> _INPUT_
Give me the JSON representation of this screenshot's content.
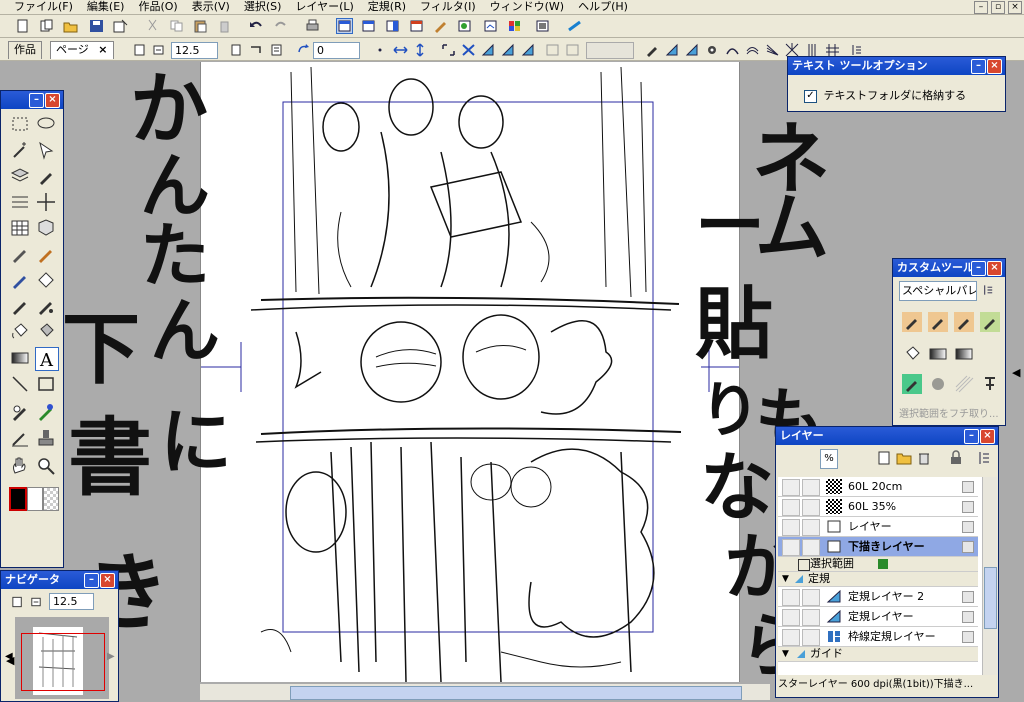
{
  "menu": [
    "ファイル(F)",
    "編集(E)",
    "作品(O)",
    "表示(V)",
    "選択(S)",
    "レイヤー(L)",
    "定規(R)",
    "フィルタ(I)",
    "ウィンドウ(W)",
    "ヘルプ(H)"
  ],
  "tabs": {
    "work": "作品",
    "page": "ページ",
    "close": "×"
  },
  "zoom_value": "12.5",
  "rotate_value": "0",
  "text_tool_options": {
    "title": "テキスト ツールオプション",
    "checkbox_label": "テキストフォルダに格納する",
    "checkbox_mark": "✓"
  },
  "custom_tools": {
    "title": "カスタムツール",
    "set_name": "スペシャルパレ...",
    "disabled_item": "選択範囲をフチ取り..."
  },
  "layers": {
    "title": "レイヤー",
    "top_value": "%",
    "rows": [
      {
        "name": "60L 20cm",
        "selected": false
      },
      {
        "name": "60L 35%",
        "selected": false
      },
      {
        "name": "レイヤー",
        "selected": false
      },
      {
        "name": "下描きレイヤー",
        "selected": true
      }
    ],
    "folder_selection": "選択範囲",
    "folder_ruler": "定規",
    "ruler_rows": [
      "定規レイヤー 2",
      "定規レイヤー",
      "枠線定規レイヤー"
    ],
    "folder_guide": "ガイド",
    "status": "スターレイヤー 600 dpi(黒(1bit))下描き..."
  },
  "navigator": {
    "title": "ナビゲータ",
    "zoom": "12.5"
  },
  "overlay_text": {
    "left": [
      "か",
      "ん",
      "た",
      "ん",
      "に",
      "下",
      "書",
      "き"
    ],
    "right": [
      "ネ",
      "ー",
      "ム",
      "貼",
      "り",
      "も",
      "な",
      "が",
      "ら"
    ]
  },
  "colors": {
    "titlebar": "#0e45c3",
    "selected_layer": "#8fa8e4",
    "main_color": "#cc0000"
  }
}
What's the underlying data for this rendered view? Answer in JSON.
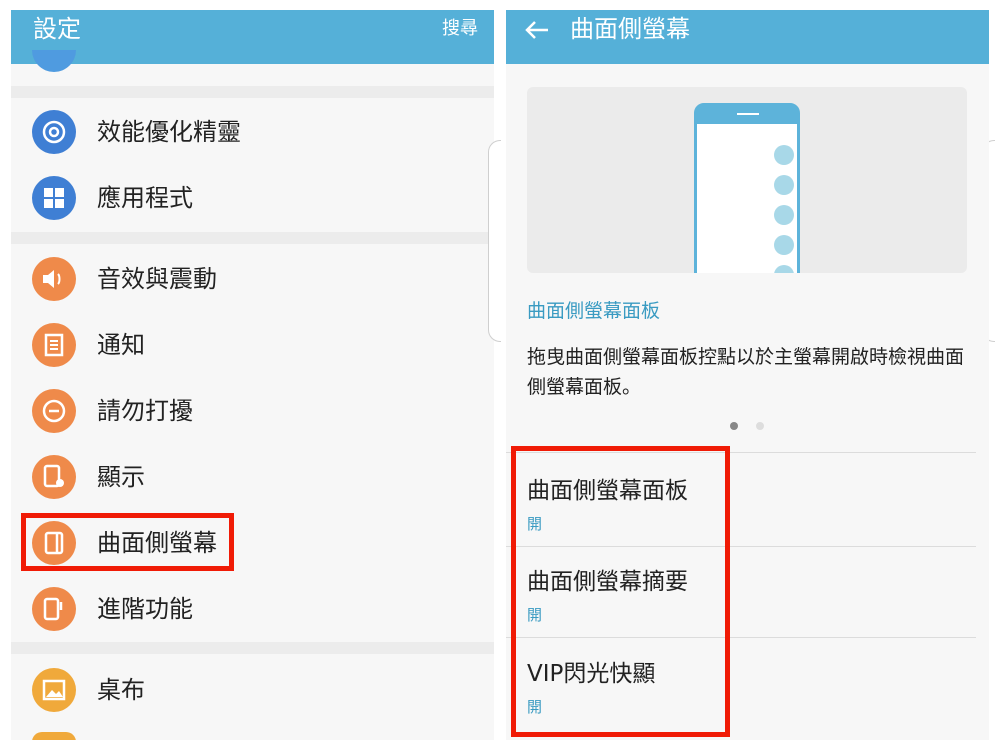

> _WORK TO BE COMPLETED_
What is the number of lines in the records above that include the word "JSON"? Reply with that number and nothing more.

> _FULL ANSWER_
2